| AIM |
Your task is to repeat the entries underneath exactly, minus the pictures.
★ ★ ★
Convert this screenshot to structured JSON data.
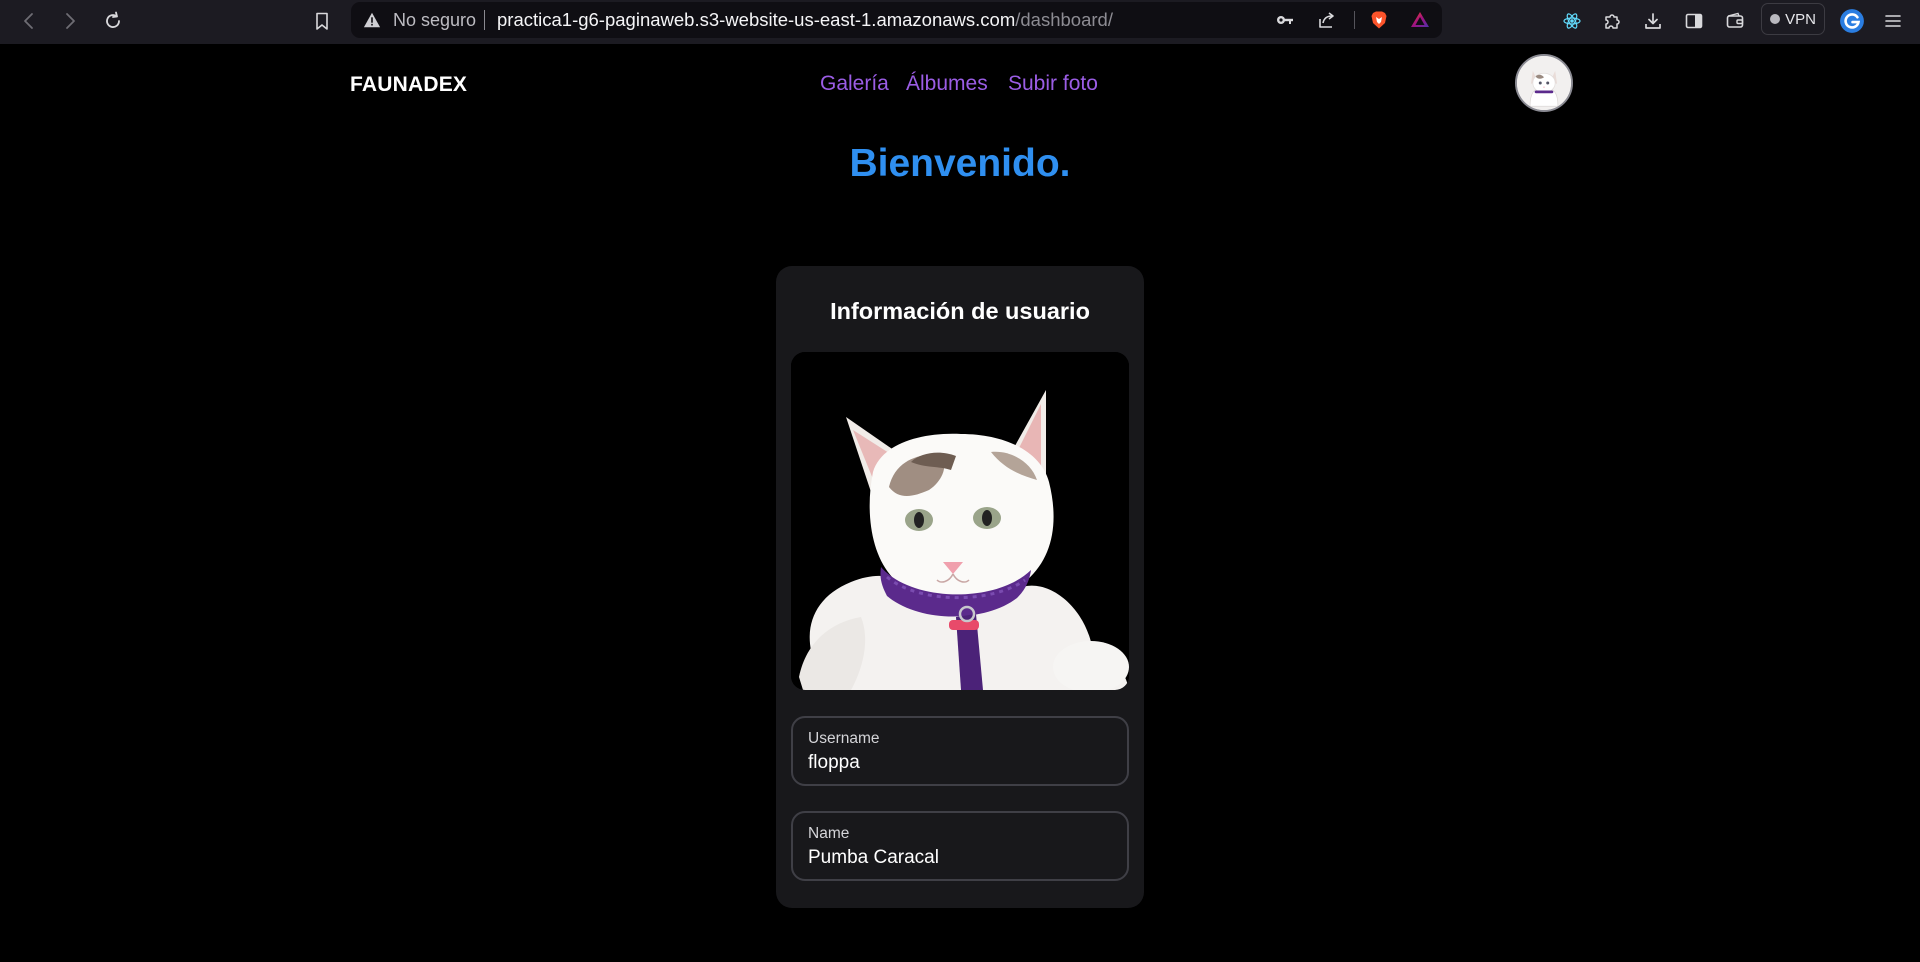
{
  "browser": {
    "security_label": "No seguro",
    "url_host": "practica1-g6-paginaweb.s3-website-us-east-1.amazonaws.com",
    "url_path": "/dashboard/",
    "vpn_label": "VPN"
  },
  "site": {
    "brand": "FAUNADEX",
    "nav": [
      {
        "label": "Galería"
      },
      {
        "label": "Álbumes"
      },
      {
        "label": "Subir foto"
      }
    ],
    "accent_color": "#9b5de5",
    "heading_color": "#2f8ff0"
  },
  "main": {
    "heading": "Bienvenido.",
    "card": {
      "title": "Información de usuario",
      "fields": [
        {
          "label": "Username",
          "value": "floppa"
        },
        {
          "label": "Name",
          "value": "Pumba Caracal"
        }
      ]
    }
  }
}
★ ★ ★
| COMPLETE RESPONSE |
Convert this screenshot to structured JSON data.
{
  "browser": {
    "security_label": "No seguro",
    "url_host": "practica1-g6-paginaweb.s3-website-us-east-1.amazonaws.com",
    "url_path": "/dashboard/",
    "vpn_label": "VPN"
  },
  "site": {
    "brand": "FAUNADEX",
    "nav": [
      {
        "label": "Galería"
      },
      {
        "label": "Álbumes"
      },
      {
        "label": "Subir foto"
      }
    ],
    "accent_color": "#9b5de5",
    "heading_color": "#2f8ff0"
  },
  "main": {
    "heading": "Bienvenido.",
    "card": {
      "title": "Información de usuario",
      "fields": [
        {
          "label": "Username",
          "value": "floppa"
        },
        {
          "label": "Name",
          "value": "Pumba Caracal"
        }
      ]
    }
  }
}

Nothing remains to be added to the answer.